===== PROVIDED MATERIAL

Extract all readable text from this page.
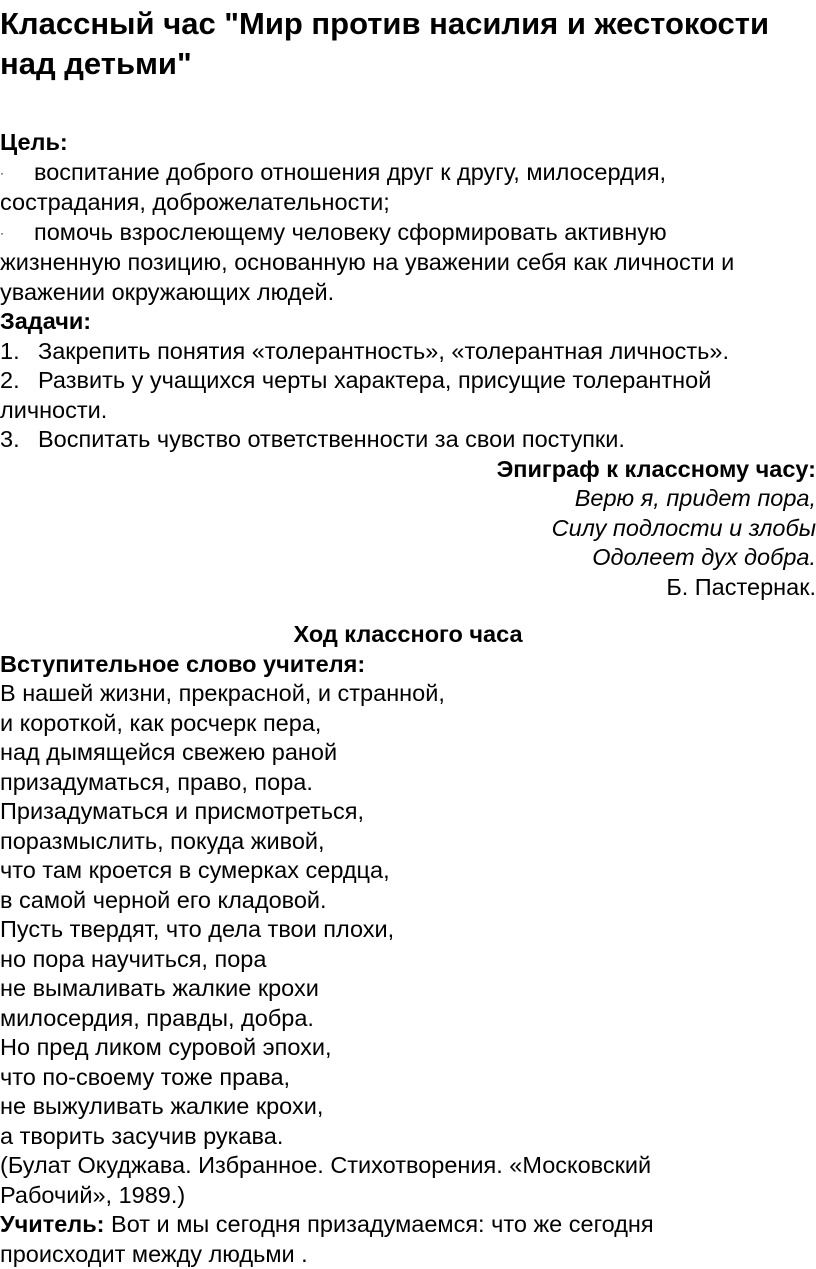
Классный час "Мир против насилия и жестокости
над детьми"
Цель:
· воспитание доброго отношения друг к другу, милосердия,
сострадания, доброжелательности;
· помочь взрослеющему человеку сформировать активную
жизненную позицию, основанную на уважении себя как личности и
уважении окружающих людей.
Задачи:
1. Закрепить понятия «толерантность», «толерантная личность».
2. Развить у учащихся черты характера, присущие толерантной
личности.
3. Воспитать чувство ответственности за свои поступки.
Эпиграф к классному часу:
Верю я, придет пора,
Силу подлости и злобы
Одолеет дух добра.
Б. Пастернак.
Ход классного часа
Вступительное слово учителя:
В нашей жизни, прекрасной, и странной,
и короткой, как росчерк пера,
над дымящейся свежею раной
призадуматься, право, пора.
Призадуматься и присмотреться,
поразмыслить, покуда живой,
что там кроется в сумерках сердца,
в самой черной его кладовой.
Пусть твердят, что дела твои плохи,
но пора научиться, пора
не вымаливать жалкие крохи
милосердия, правды, добра.
Но пред ликом суровой эпохи,
что по-своему тоже права,
не выжуливать жалкие крохи,
а творить засучив рукава.
(Булат Окуджава. Избранное. Стихотворения. «Московский
Рабочий», 1989.)
Учитель: Вот и мы сегодня призадумаемся: что же сегодня
происходит между людьми .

==========

Repeat each entry exactly as it appears; skip any picture.

Extract all readable text from this page.
Классный час "Мир против насилия и жестокости
над детьми"
Цель:
· воспитание доброго отношения друг к другу, милосердия,
сострадания, доброжелательности;
· помочь взрослеющему человеку сформировать активную
жизненную позицию, основанную на уважении себя как личности и
уважении окружающих людей.
Задачи:
1. Закрепить понятия «толерантность», «толерантная личность».
2. Развить у учащихся черты характера, присущие толерантной
личности.
3. Воспитать чувство ответственности за свои поступки.
Эпиграф к классному часу:
Верю я, придет пора,
Силу подлости и злобы
Одолеет дух добра.
Б. Пастернак.
Ход классного часа
Вступительное слово учителя:
В нашей жизни, прекрасной, и странной,
и короткой, как росчерк пера,
над дымящейся свежею раной
призадуматься, право, пора.
Призадуматься и присмотреться,
поразмыслить, покуда живой,
что там кроется в сумерках сердца,
в самой черной его кладовой.
Пусть твердят, что дела твои плохи,
но пора научиться, пора
не вымаливать жалкие крохи
милосердия, правды, добра.
Но пред ликом суровой эпохи,
что по-своему тоже права,
не выжуливать жалкие крохи,
а творить засучив рукава.
(Булат Окуджава. Избранное. Стихотворения. «Московский
Рабочий», 1989.)
Учитель: Вот и мы сегодня призадумаемся: что же сегодня
происходит между людьми .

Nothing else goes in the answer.